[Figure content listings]
____________________

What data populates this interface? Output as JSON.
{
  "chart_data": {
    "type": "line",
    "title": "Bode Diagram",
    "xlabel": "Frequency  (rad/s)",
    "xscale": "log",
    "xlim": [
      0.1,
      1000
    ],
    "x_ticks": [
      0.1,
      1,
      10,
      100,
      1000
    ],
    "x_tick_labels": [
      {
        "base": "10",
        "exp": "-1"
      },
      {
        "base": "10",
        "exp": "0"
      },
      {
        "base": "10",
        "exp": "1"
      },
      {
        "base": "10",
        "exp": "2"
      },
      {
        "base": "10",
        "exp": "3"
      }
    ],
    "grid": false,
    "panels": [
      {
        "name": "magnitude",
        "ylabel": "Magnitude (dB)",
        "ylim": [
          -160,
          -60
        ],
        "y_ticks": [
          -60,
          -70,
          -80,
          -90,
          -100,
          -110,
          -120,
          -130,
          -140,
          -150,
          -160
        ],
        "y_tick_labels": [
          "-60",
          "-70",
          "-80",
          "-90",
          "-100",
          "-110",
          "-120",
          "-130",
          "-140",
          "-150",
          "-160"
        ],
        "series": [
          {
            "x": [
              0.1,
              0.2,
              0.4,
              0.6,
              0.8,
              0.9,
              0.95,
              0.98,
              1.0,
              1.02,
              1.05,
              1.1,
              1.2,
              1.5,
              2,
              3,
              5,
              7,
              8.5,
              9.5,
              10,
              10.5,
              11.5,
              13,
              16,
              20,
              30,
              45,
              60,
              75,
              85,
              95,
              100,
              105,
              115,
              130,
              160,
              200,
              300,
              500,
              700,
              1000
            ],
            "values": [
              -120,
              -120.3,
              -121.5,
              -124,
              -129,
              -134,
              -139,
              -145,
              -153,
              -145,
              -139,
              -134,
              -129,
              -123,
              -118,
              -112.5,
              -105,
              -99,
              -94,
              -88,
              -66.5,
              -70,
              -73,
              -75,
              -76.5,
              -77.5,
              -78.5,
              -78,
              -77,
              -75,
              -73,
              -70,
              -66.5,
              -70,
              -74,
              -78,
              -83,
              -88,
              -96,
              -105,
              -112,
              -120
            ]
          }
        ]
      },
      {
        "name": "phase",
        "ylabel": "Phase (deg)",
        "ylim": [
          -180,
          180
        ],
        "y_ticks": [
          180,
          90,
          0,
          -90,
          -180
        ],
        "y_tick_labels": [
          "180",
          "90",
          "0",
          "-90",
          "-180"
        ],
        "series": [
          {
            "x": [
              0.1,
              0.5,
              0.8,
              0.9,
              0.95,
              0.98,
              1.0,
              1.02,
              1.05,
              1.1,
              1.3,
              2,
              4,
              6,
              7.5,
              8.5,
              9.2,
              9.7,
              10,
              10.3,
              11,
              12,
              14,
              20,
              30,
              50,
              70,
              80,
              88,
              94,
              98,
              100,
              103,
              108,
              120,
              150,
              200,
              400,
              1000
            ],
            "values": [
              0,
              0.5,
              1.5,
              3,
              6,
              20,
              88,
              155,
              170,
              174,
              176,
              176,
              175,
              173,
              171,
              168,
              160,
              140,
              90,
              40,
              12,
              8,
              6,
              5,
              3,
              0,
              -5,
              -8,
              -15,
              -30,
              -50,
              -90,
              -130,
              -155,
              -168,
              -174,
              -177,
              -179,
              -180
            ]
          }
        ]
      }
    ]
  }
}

____________________

Problem details: Every line that holds the string "ylabel" should be returned.

Task response:
        "ylabel": "Magnitude (dB)",
        "ylabel": "Phase (deg)",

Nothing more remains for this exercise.